Within the listing below, locate all lines containing the word "summary". Copy each one.
— START Material to process —
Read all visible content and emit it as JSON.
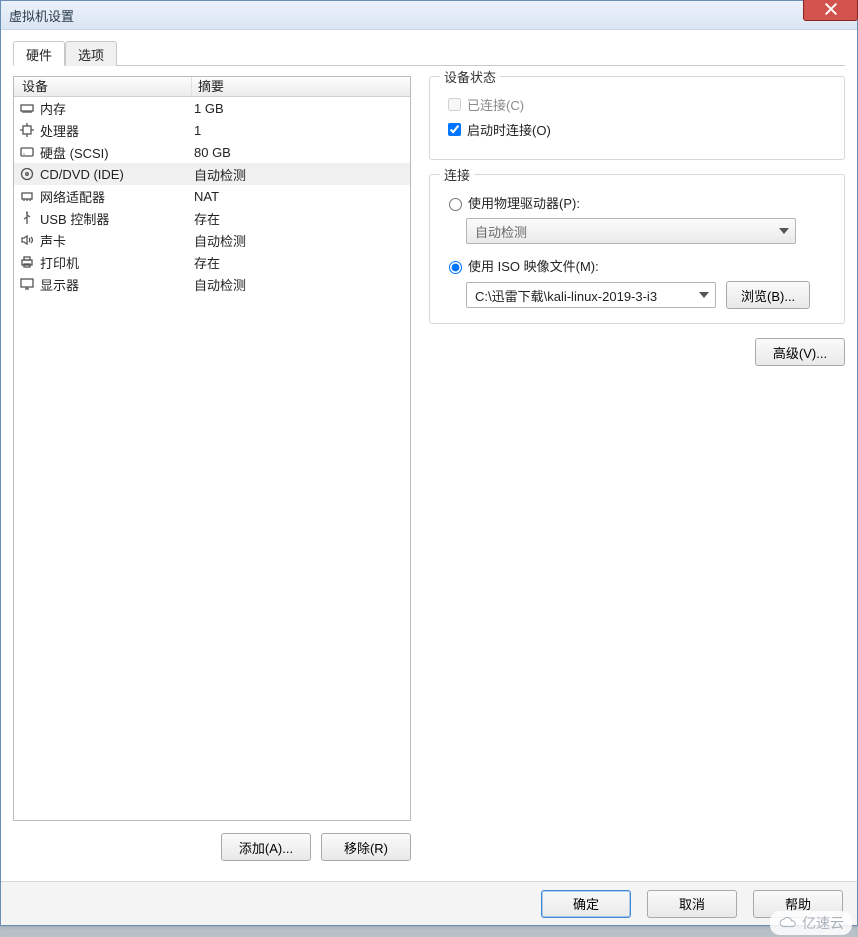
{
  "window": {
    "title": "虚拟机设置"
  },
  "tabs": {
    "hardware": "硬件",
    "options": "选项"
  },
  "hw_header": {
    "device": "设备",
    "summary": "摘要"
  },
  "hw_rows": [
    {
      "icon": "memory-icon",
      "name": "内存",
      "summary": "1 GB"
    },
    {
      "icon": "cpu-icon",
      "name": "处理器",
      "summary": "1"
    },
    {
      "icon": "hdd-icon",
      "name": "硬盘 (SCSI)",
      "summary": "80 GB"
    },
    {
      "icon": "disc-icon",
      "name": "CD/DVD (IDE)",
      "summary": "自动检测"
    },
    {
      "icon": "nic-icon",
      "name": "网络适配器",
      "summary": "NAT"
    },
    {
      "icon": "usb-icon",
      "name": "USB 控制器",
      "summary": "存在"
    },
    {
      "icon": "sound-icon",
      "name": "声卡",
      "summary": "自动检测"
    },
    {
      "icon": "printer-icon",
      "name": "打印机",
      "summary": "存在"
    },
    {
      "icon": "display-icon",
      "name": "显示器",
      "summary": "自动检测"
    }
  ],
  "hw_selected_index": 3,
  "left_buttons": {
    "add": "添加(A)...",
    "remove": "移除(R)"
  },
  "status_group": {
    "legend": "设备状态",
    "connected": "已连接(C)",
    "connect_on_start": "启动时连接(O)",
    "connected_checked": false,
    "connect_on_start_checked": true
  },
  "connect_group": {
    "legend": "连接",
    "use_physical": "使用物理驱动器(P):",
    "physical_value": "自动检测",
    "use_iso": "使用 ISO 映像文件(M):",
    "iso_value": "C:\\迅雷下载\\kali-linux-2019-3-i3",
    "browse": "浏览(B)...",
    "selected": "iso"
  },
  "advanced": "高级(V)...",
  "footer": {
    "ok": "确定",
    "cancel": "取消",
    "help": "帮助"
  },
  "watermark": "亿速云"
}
— END Material to process —
- Right answer:
    "summary": "摘要"
      "summary": "1 GB"
      "summary": "1"
      "summary": "80 GB"
      "summary": "自动检测"
      "summary": "NAT"
      "summary": "存在"
      "summary": "自动检测"
      "summary": "存在"
      "summary": "自动检测"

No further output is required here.